WORK REQUIRED: Where a line contains the string "content", copy that line.
------------------------------------------------------------
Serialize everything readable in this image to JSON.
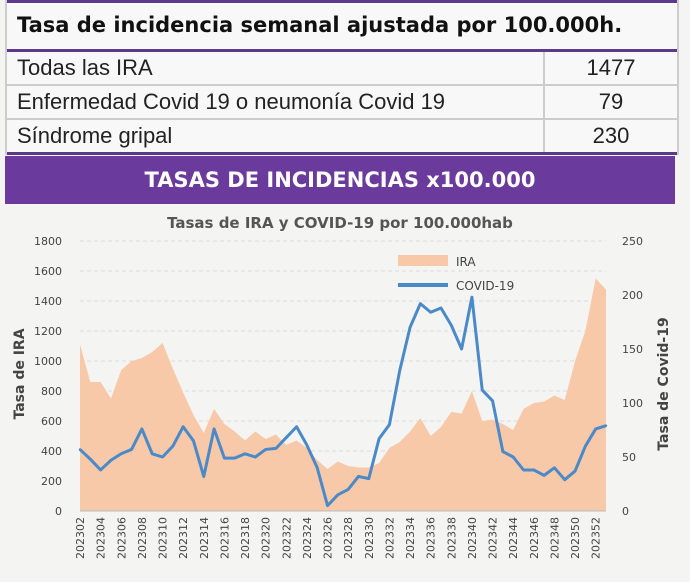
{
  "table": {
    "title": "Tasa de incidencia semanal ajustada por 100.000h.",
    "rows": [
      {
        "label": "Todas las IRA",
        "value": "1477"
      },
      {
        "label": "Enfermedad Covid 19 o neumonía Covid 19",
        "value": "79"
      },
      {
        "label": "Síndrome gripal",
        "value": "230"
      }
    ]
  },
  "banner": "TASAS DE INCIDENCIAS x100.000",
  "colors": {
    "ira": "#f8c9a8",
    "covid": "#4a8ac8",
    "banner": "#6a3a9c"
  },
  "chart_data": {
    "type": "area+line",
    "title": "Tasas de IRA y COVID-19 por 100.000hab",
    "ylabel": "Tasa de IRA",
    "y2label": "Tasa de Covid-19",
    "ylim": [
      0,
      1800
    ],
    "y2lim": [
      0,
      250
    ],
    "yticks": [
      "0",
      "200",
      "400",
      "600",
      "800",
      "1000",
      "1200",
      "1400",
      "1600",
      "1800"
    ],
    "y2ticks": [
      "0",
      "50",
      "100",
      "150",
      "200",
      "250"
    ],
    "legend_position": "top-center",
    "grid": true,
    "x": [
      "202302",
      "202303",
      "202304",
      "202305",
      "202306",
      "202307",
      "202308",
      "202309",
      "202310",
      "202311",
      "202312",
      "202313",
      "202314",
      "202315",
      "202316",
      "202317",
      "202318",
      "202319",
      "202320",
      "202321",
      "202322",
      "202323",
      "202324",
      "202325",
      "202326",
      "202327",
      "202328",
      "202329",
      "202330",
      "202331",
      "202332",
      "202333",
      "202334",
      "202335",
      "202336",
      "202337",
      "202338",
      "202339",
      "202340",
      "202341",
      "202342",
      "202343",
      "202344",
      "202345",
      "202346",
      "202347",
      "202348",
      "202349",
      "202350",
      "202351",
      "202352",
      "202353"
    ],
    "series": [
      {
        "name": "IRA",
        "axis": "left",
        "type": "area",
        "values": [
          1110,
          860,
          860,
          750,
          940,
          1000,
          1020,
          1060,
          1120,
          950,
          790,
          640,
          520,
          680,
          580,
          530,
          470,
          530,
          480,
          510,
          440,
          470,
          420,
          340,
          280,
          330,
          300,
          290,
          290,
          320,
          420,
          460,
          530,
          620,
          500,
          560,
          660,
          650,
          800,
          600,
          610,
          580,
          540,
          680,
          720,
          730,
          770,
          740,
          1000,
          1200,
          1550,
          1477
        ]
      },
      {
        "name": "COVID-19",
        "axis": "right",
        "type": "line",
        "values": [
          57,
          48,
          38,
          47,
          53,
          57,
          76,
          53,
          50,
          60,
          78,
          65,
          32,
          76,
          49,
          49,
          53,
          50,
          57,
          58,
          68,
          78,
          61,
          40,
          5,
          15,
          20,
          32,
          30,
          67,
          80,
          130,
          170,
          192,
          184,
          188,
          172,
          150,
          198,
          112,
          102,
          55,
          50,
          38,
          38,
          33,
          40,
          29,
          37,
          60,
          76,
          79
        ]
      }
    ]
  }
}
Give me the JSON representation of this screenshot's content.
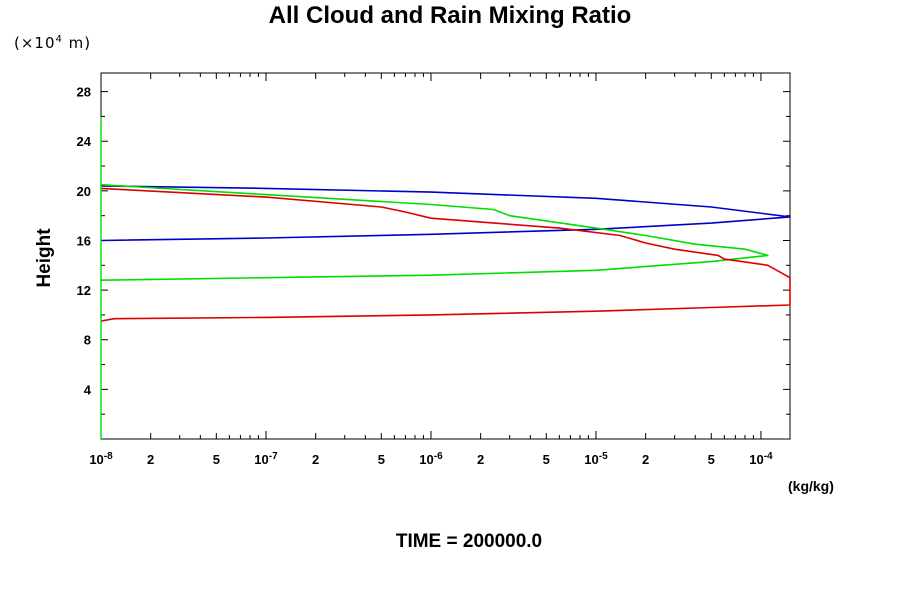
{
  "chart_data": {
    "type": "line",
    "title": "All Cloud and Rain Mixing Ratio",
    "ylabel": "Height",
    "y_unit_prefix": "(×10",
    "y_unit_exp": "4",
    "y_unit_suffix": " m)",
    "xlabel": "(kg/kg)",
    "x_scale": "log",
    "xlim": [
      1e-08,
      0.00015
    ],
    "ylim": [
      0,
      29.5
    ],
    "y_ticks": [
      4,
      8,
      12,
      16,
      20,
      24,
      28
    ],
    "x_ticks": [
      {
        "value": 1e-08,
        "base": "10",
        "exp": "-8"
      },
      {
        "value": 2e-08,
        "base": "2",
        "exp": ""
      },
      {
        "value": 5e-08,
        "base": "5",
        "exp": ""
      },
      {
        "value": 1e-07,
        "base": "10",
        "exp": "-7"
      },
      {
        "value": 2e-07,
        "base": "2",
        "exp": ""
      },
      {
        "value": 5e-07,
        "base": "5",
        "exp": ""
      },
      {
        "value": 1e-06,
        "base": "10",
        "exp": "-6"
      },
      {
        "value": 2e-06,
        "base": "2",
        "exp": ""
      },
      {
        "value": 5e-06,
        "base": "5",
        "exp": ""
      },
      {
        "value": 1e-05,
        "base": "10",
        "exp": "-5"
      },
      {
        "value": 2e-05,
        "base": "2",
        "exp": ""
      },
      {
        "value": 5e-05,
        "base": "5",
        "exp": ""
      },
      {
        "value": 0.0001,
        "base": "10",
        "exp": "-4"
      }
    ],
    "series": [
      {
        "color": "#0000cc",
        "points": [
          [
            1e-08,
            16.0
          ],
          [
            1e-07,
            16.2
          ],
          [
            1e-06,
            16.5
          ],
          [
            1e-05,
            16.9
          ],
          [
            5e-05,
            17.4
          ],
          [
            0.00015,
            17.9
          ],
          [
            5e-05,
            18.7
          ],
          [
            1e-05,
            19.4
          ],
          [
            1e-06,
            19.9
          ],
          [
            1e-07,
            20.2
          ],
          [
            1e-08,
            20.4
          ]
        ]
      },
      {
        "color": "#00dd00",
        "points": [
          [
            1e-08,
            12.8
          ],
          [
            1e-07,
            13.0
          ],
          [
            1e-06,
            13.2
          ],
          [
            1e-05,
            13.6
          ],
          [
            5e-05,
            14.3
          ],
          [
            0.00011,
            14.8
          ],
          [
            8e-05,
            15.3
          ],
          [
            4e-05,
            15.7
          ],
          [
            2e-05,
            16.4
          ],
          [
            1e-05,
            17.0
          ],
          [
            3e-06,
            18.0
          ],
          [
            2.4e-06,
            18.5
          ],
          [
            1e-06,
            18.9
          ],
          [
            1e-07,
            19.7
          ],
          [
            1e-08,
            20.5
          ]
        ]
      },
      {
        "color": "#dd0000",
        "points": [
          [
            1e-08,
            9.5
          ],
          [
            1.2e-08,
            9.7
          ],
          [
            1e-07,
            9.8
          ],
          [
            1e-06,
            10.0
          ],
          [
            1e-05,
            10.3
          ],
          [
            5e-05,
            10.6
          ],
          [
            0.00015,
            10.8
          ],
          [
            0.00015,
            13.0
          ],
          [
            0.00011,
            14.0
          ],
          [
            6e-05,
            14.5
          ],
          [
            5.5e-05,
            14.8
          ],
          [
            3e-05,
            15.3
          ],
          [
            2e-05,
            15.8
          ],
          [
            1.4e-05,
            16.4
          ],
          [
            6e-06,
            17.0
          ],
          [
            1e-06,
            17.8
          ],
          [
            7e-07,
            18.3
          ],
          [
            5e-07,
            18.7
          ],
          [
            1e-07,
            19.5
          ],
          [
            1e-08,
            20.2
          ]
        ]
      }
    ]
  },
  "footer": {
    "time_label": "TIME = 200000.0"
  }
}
------------------------------------------------------------
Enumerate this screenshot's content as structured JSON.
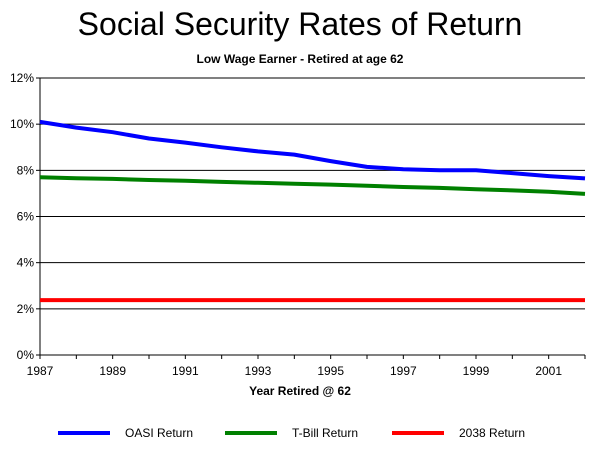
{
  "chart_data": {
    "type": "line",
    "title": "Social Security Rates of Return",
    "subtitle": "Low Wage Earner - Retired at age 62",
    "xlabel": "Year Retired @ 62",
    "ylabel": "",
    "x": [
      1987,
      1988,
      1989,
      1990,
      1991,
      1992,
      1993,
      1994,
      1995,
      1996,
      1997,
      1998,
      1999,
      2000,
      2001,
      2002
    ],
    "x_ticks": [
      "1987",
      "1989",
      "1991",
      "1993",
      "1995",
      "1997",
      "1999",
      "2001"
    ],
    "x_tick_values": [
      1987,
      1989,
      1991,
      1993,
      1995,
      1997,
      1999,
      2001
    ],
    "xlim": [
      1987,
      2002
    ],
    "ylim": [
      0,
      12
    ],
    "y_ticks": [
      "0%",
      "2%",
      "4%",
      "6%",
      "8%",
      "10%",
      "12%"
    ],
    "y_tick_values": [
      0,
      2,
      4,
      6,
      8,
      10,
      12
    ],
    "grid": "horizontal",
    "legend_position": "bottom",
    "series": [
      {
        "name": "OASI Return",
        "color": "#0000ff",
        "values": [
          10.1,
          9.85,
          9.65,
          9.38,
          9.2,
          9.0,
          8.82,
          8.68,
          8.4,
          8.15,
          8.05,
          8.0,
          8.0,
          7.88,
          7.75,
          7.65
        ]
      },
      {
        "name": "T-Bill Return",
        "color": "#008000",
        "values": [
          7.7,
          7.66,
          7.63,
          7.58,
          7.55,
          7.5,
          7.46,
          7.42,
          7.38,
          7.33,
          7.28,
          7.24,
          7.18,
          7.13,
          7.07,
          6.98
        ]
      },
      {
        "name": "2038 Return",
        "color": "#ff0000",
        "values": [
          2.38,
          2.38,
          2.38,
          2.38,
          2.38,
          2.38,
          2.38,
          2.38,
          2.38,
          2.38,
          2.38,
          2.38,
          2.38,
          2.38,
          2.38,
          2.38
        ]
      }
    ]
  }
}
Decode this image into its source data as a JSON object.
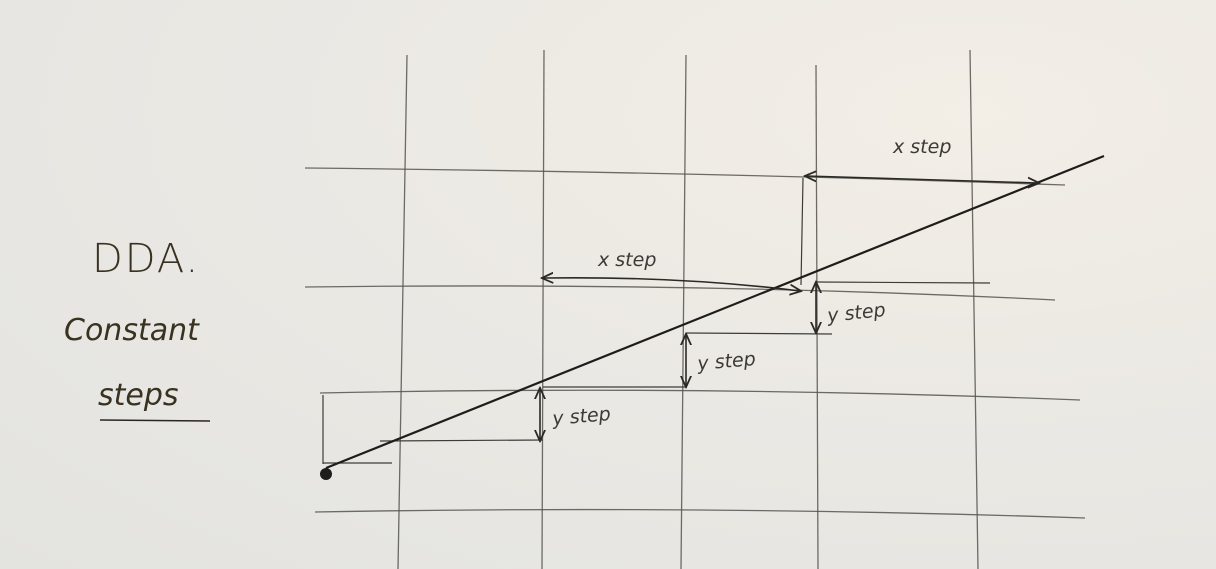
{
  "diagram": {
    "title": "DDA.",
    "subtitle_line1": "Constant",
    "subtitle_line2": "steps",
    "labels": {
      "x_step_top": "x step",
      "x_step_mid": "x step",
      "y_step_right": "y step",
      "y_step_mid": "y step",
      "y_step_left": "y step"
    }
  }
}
------------------------------------------------------------
CORRECT RESULT:
Give me the JSON representation of this screenshot's content.
Enumerate this screenshot's content as structured JSON.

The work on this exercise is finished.